** BEGIN RECORDS SUPPLIED **

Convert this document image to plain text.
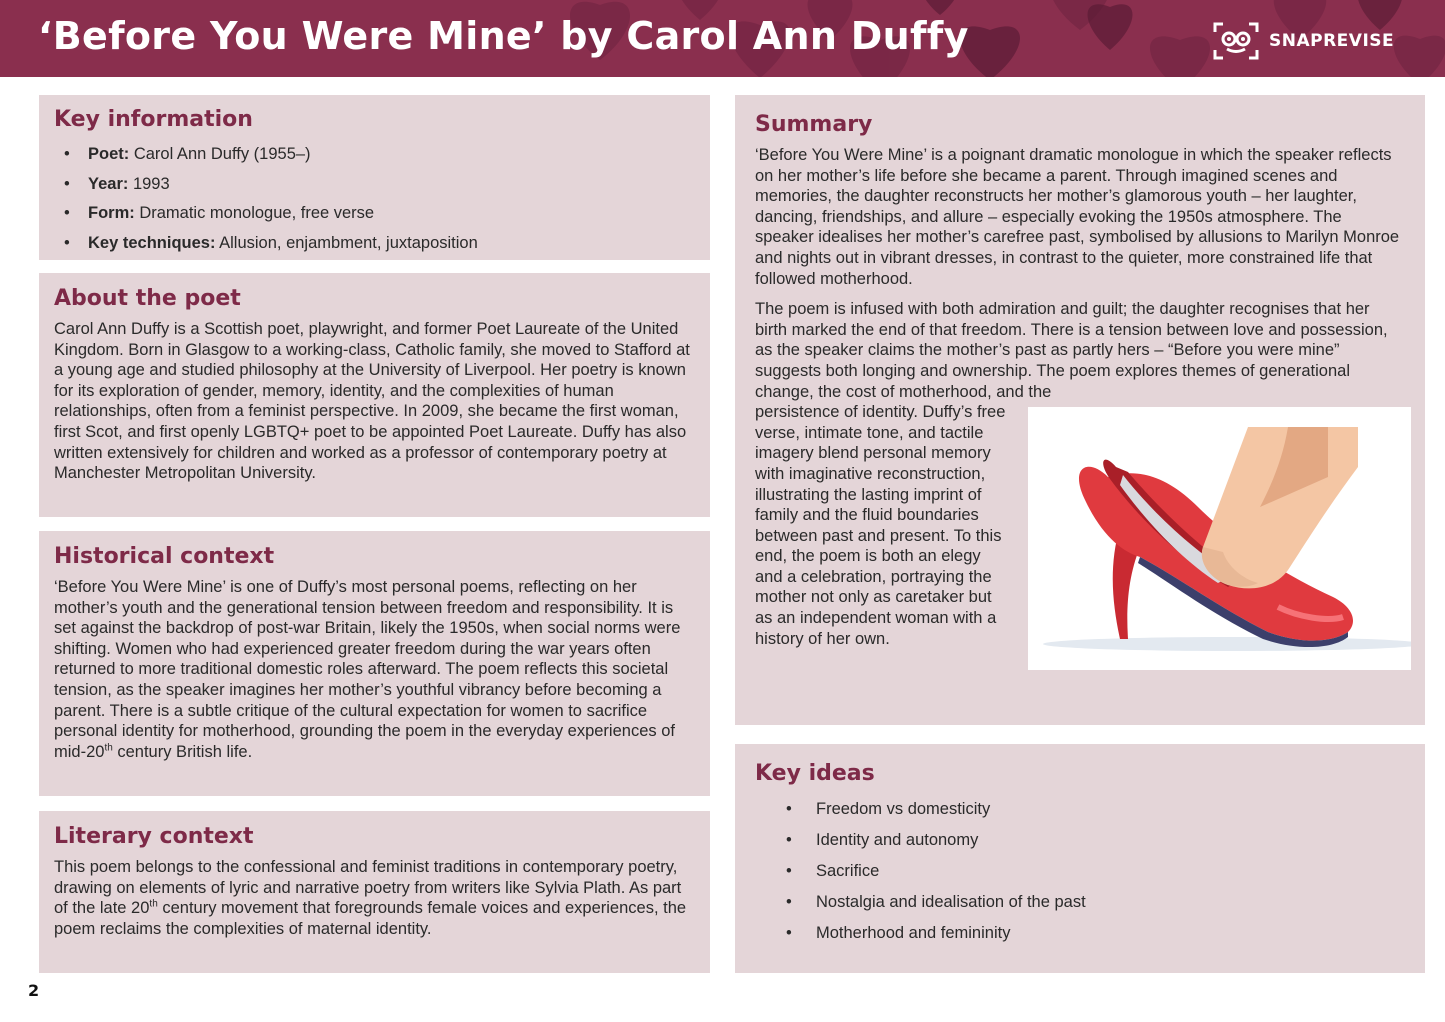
‘Before You Were Mine’ by Carol Ann Duffy	SNAPREVISE
Key information
• Poet: Carol Ann Duffy (1955–)
• Year: 1993
• Form: Dramatic monologue, free verse
• Key techniques: Allusion, enjambment, juxtaposition
About the poet

Carol Ann Duffy is a Scottish poet, playwright, and former Poet Laureate of the United Kingdom. Born in Glasgow to a working-class, Catholic family, she moved to Stafford at a young age and studied philosophy at the University of Liverpool. Her poetry is known for its exploration of gender, memory, identity, and the complexities of human relationships, often from a feminist perspective. In 2009, she became the first woman, first Scot, and first openly LGBTQ+ poet to be appointed Poet Laureate. Duffy has also written extensively for children and worked as a professor of contemporary poetry at Manchester Metropolitan University.

Historical context

‘Before You Were Mine’ is one of Duffy’s most personal poems, reflecting on her mother’s youth and the generational tension between freedom and responsibility. It is set against the backdrop of post-war Britain, likely the 1950s, when social norms were shifting. Women who had experienced greater freedom during the war years often returned to more traditional domestic roles afterward. The poem reflects this societal tension, as the speaker imagines her mother’s youthful vibrancy before becoming a parent. There is a subtle critique of the cultural expectation for women to sacrifice personal identity for motherhood, grounding the poem in the everyday experiences of mid-20th century British life.

Literary context

This poem belongs to the confessional and feminist traditions in contemporary poetry, drawing on elements of lyric and narrative poetry from writers like Sylvia Plath. As part of the late 20th century movement that foregrounds female voices and experiences, the poem reclaims the complexities of maternal identity.

Summary

‘Before You Were Mine’ is a poignant dramatic monologue in which the speaker reflects on her mother’s life before she became a parent. Through imagined scenes and memories, the daughter reconstructs her mother’s glamorous youth – her laughter, dancing, friendships, and allure – especially evoking the 1950s atmosphere. The speaker idealises her mother’s carefree past, symbolised by allusions to Marilyn Monroe and nights out in vibrant dresses, in contrast to the quieter, more constrained life that followed motherhood.

The poem is infused with both admiration and guilt; the daughter recognises that her birth marked the end of that freedom. There is a tension between love and possession, as the speaker claims the mother’s past as partly hers – “Before you were mine” suggests both longing and ownership. The poem explores themes of generational change, the cost of motherhood, and the

persistence of identity. Duffy’s free verse, intimate tone, and tactile imagery blend personal memory with imaginative reconstruction, illustrating the lasting imprint of family and the fluid boundaries between past and present. To this end, the poem is both an elegy and a celebration, portraying the mother not only as caretaker but as an independent woman with a history of her own.

Key ideas
• Freedom vs domesticity
• Identity and autonomy
• Sacrifice
• Nostalgia and idealisation of the past
• Motherhood and femininity
2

** END RECORDS SUPPLIED **

* PROMPT *
Go through the material line by line. Show each line that contains the string "contemporary".

* THE RESPONSE *
Carol Ann Duffy is a Scottish poet, playwright, and former Poet Laureate of the United Kingdom. Born in Glasgow to a working-class, Catholic family, she moved to Stafford at a young age and studied philosophy at the University of Liverpool. Her poetry is known for its exploration of gender, memory, identity, and the complexities of human relationships, often from a feminist perspective. In 2009, she became the first woman, first Scot, and first openly LGBTQ+ poet to be appointed Poet Laureate. Duffy has also written extensively for children and worked as a professor of contemporary poetry at Manchester Metropolitan University.
This poem belongs to the confessional and feminist traditions in contemporary poetry, drawing on elements of lyric and narrative poetry from writers like Sylvia Plath. As part of the late 20th century movement that foregrounds female voices and experiences, the poem reclaims the complexities of maternal identity.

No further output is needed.